Listed records:

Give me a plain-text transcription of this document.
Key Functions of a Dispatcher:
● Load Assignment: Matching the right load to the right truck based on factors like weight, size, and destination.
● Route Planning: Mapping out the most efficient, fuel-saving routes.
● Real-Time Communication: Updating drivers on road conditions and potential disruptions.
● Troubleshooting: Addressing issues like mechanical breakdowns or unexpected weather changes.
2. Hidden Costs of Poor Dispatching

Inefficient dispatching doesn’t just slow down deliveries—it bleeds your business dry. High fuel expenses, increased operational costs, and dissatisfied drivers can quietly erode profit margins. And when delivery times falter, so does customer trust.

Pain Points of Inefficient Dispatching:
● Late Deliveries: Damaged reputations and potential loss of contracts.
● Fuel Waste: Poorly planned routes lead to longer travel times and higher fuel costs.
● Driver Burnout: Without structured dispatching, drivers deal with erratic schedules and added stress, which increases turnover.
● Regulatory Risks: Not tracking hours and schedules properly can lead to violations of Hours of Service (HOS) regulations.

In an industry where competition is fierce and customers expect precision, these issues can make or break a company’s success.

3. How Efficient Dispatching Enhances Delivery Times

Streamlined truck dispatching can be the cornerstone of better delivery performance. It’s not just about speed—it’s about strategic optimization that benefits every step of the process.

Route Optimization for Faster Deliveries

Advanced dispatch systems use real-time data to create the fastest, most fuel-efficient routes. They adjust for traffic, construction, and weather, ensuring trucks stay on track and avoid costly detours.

Work to be completed: Would you reproduce all the entries exactly?

Solution for this exercise:
Give me a plain-text transcription of this document.
Key Functions of a Dispatcher:
● Load Assignment: Matching the right load to the right truck based on factors like weight, size, and destination.
● Route Planning: Mapping out the most efficient, fuel-saving routes.
● Real-Time Communication: Updating drivers on road conditions and potential disruptions.
● Troubleshooting: Addressing issues like mechanical breakdowns or unexpected weather changes.
2. Hidden Costs of Poor Dispatching

Inefficient dispatching doesn’t just slow down deliveries—it bleeds your business dry. High fuel expenses, increased operational costs, and dissatisfied drivers can quietly erode profit margins. And when delivery times falter, so does customer trust.

Pain Points of Inefficient Dispatching:
● Late Deliveries: Damaged reputations and potential loss of contracts.
● Fuel Waste: Poorly planned routes lead to longer travel times and higher fuel costs.
● Driver Burnout: Without structured dispatching, drivers deal with erratic schedules and added stress, which increases turnover.
● Regulatory Risks: Not tracking hours and schedules properly can lead to violations of Hours of Service (HOS) regulations.

In an industry where competition is fierce and customers expect precision, these issues can make or break a company’s success.

3. How Efficient Dispatching Enhances Delivery Times

Streamlined truck dispatching can be the cornerstone of better delivery performance. It’s not just about speed—it’s about strategic optimization that benefits every step of the process.

Route Optimization for Faster Deliveries

Advanced dispatch systems use real-time data to create the fastest, most fuel-efficient routes. They adjust for traffic, construction, and weather, ensuring trucks stay on track and avoid costly detours.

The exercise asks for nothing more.